Retype the whole listing verbatim and keep the pictures out of it.

* START *

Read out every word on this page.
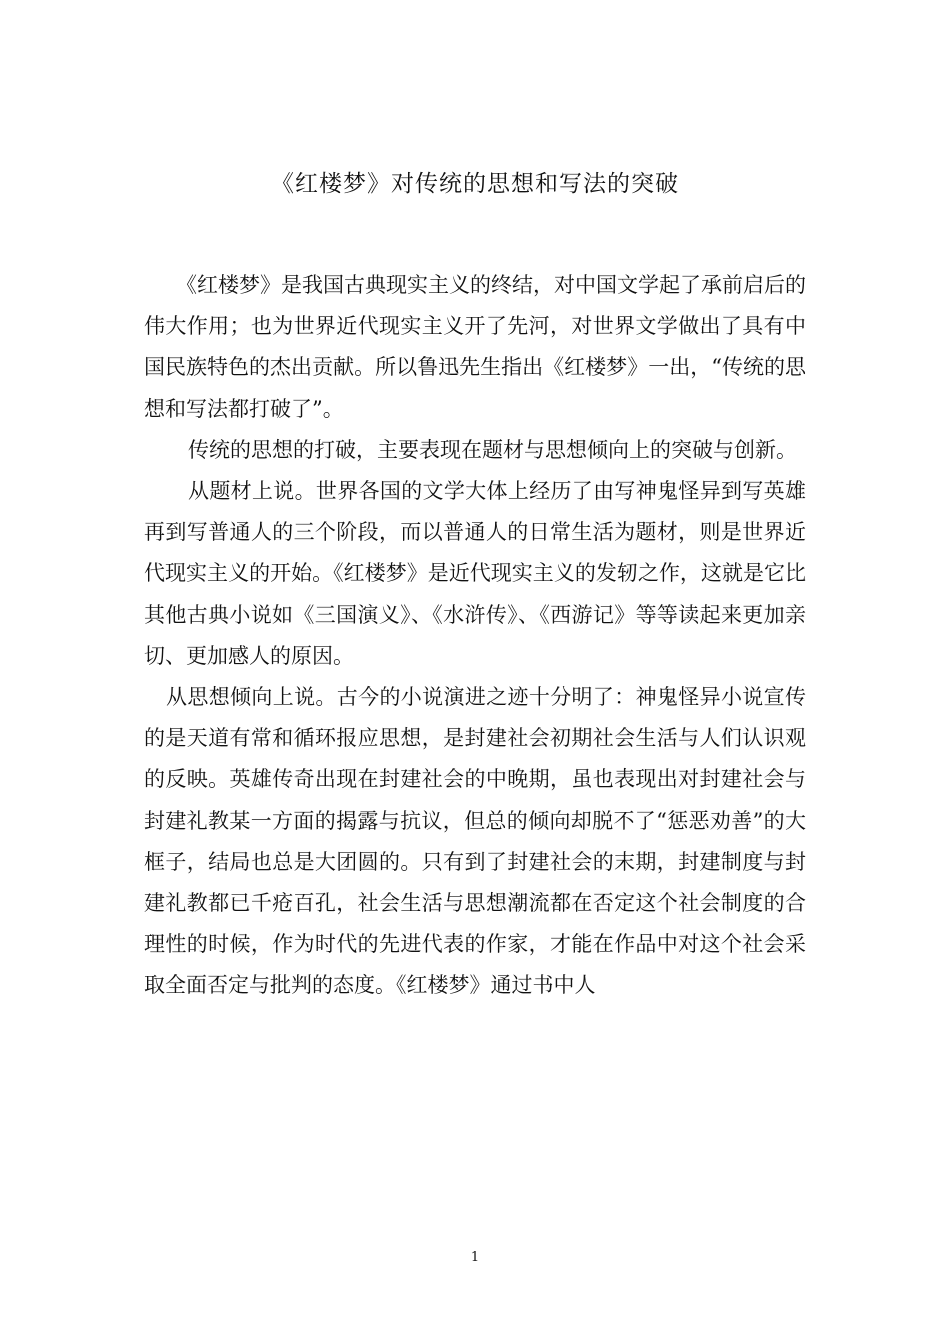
《红楼梦》对传统的思想和写法的突破

《红楼梦》是我国古典现实主义的终结，对中国文学起了承前启后的伟大作用；也为世界近代现实主义开了先河，对世界文学做出了具有中国民族特色的杰出贡献。所以鲁迅先生指出《红楼梦》一出，“传统的思想和写法都打破了”。

传统的思想的打破，主要表现在题材与思想倾向上的突破与创新。

从题材上说。世界各国的文学大体上经历了由写神鬼怪异到写英雄再到写普通人的三个阶段，而以普通人的日常生活为题材，则是世界近代现实主义的开始。《红楼梦》是近代现实主义的发轫之作，这就是它比其他古典小说如《三国演义》、《水浒传》、《西游记》等等读起来更加亲切、更加感人的原因。

从思想倾向上说。古今的小说演进之迹十分明了：神鬼怪异小说宣传的是天道有常和循环报应思想，是封建社会初期社会生活与人们认识观的反映。英雄传奇出现在封建社会的中晚期，虽也表现出对封建社会与封建礼教某一方面的揭露与抗议，但总的倾向却脱不了“惩恶劝善”的大框子，结局也总是大团圆的。只有到了封建社会的末期，封建制度与封建礼教都已千疮百孔，社会生活与思想潮流都在否定这个社会制度的合理性的时候，作为时代的先进代表的作家，才能在作品中对这个社会采取全面否定与批判的态度。《红楼梦》通过书中人

1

* END *

Solved problem |
Read out every word on this page.
《红楼梦》对传统的思想和写法的突破

《红楼梦》是我国古典现实主义的终结，对中国文学起了承前启后的伟大作用；也为世界近代现实主义开了先河，对世界文学做出了具有中国民族特色的杰出贡献。所以鲁迅先生指出《红楼梦》一出，“传统的思想和写法都打破了”。

传统的思想的打破，主要表现在题材与思想倾向上的突破与创新。

从题材上说。世界各国的文学大体上经历了由写神鬼怪异到写英雄再到写普通人的三个阶段，而以普通人的日常生活为题材，则是世界近代现实主义的开始。《红楼梦》是近代现实主义的发轫之作，这就是它比其他古典小说如《三国演义》、《水浒传》、《西游记》等等读起来更加亲切、更加感人的原因。

从思想倾向上说。古今的小说演进之迹十分明了：神鬼怪异小说宣传的是天道有常和循环报应思想，是封建社会初期社会生活与人们认识观的反映。英雄传奇出现在封建社会的中晚期，虽也表现出对封建社会与封建礼教某一方面的揭露与抗议，但总的倾向却脱不了“惩恶劝善”的大框子，结局也总是大团圆的。只有到了封建社会的末期，封建制度与封建礼教都已千疮百孔，社会生活与思想潮流都在否定这个社会制度的合理性的时候，作为时代的先进代表的作家，才能在作品中对这个社会采取全面否定与批判的态度。《红楼梦》通过书中人

1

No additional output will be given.